WORK REQUIRED —
All of the material below is to be retyped exactly.

Data entries —
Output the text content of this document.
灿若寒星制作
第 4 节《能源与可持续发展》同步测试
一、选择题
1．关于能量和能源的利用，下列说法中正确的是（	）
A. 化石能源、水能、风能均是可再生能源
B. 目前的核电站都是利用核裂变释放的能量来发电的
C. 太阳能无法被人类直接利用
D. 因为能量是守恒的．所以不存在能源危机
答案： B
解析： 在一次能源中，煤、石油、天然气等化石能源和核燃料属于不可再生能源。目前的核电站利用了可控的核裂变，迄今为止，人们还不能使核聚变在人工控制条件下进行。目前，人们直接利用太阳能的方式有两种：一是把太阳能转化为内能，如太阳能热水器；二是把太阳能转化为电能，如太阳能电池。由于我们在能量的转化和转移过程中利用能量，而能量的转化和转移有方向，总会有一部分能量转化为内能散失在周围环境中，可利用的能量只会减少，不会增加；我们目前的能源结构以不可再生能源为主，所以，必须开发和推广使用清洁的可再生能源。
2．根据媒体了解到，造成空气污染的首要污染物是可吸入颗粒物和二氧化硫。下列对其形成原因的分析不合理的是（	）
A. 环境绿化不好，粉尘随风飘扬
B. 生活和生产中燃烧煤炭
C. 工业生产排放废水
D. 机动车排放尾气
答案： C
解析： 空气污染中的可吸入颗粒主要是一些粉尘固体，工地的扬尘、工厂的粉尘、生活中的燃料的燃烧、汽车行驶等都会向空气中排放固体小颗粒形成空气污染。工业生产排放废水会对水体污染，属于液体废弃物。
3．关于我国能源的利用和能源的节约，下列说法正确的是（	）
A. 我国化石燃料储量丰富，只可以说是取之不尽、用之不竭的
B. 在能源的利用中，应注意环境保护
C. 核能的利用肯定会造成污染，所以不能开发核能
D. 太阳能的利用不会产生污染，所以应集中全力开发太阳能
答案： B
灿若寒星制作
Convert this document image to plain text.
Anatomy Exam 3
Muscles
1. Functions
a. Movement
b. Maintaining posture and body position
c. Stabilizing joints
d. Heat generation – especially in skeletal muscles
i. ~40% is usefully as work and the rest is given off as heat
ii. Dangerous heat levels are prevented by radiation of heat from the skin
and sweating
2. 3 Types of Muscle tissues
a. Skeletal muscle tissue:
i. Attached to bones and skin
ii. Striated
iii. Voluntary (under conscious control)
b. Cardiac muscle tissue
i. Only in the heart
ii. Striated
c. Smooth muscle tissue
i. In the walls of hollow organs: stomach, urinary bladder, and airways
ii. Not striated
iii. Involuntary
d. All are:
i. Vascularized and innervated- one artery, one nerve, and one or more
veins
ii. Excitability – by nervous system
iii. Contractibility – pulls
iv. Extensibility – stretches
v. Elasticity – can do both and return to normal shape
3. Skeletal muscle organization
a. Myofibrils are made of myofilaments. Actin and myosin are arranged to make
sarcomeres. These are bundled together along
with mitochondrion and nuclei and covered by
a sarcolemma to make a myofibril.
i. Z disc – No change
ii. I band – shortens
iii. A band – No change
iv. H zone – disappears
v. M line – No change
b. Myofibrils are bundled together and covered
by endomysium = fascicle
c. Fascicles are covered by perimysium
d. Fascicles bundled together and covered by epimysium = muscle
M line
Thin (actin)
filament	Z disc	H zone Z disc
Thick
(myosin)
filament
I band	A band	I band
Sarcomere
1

CORRECT ANSWER —
Output the text content of this document.
灿若寒星制作
第 4 节《能源与可持续发展》同步测试
一、选择题
1．关于能量和能源的利用，下列说法中正确的是（	）
A. 化石能源、水能、风能均是可再生能源
B. 目前的核电站都是利用核裂变释放的能量来发电的
C. 太阳能无法被人类直接利用
D. 因为能量是守恒的．所以不存在能源危机
答案： B
解析： 在一次能源中，煤、石油、天然气等化石能源和核燃料属于不可再生能源。目前的核电站利用了可控的核裂变，迄今为止，人们还不能使核聚变在人工控制条件下进行。目前，人们直接利用太阳能的方式有两种：一是把太阳能转化为内能，如太阳能热水器；二是把太阳能转化为电能，如太阳能电池。由于我们在能量的转化和转移过程中利用能量，而能量的转化和转移有方向，总会有一部分能量转化为内能散失在周围环境中，可利用的能量只会减少，不会增加；我们目前的能源结构以不可再生能源为主，所以，必须开发和推广使用清洁的可再生能源。
2．根据媒体了解到，造成空气污染的首要污染物是可吸入颗粒物和二氧化硫。下列对其形成原因的分析不合理的是（	）
A. 环境绿化不好，粉尘随风飘扬
B. 生活和生产中燃烧煤炭
C. 工业生产排放废水
D. 机动车排放尾气
答案： C
解析： 空气污染中的可吸入颗粒主要是一些粉尘固体，工地的扬尘、工厂的粉尘、生活中的燃料的燃烧、汽车行驶等都会向空气中排放固体小颗粒形成空气污染。工业生产排放废水会对水体污染，属于液体废弃物。
3．关于我国能源的利用和能源的节约，下列说法正确的是（	）
A. 我国化石燃料储量丰富，只可以说是取之不尽、用之不竭的
B. 在能源的利用中，应注意环境保护
C. 核能的利用肯定会造成污染，所以不能开发核能
D. 太阳能的利用不会产生污染，所以应集中全力开发太阳能
答案： B
灿若寒星制作
Convert this document image to plain text.
Anatomy Exam 3
Muscles
1. Functions
a. Movement
b. Maintaining posture and body position
c. Stabilizing joints
d. Heat generation – especially in skeletal muscles
i. ~40% is usefully as work and the rest is given off as heat
ii. Dangerous heat levels are prevented by radiation of heat from the skin
and sweating
2. 3 Types of Muscle tissues
a. Skeletal muscle tissue:
i. Attached to bones and skin
ii. Striated
iii. Voluntary (under conscious control)
b. Cardiac muscle tissue
i. Only in the heart
ii. Striated
c. Smooth muscle tissue
i. In the walls of hollow organs: stomach, urinary bladder, and airways
ii. Not striated
iii. Involuntary
d. All are:
i. Vascularized and innervated- one artery, one nerve, and one or more
veins
ii. Excitability – by nervous system
iii. Contractibility – pulls
iv. Extensibility – stretches
v. Elasticity – can do both and return to normal shape
3. Skeletal muscle organization
a. Myofibrils are made of myofilaments. Actin and myosin are arranged to make
sarcomeres. These are bundled together along
with mitochondrion and nuclei and covered by
a sarcolemma to make a myofibril.
i. Z disc – No change
ii. I band – shortens
iii. A band – No change
iv. H zone – disappears
v. M line – No change
b. Myofibrils are bundled together and covered
by endomysium = fascicle
c. Fascicles are covered by perimysium
d. Fascicles bundled together and covered by epimysium = muscle
M line
Thin (actin)
filament	Z disc	H zone Z disc
Thick
(myosin)
filament
I band	A band	I band
Sarcomere
1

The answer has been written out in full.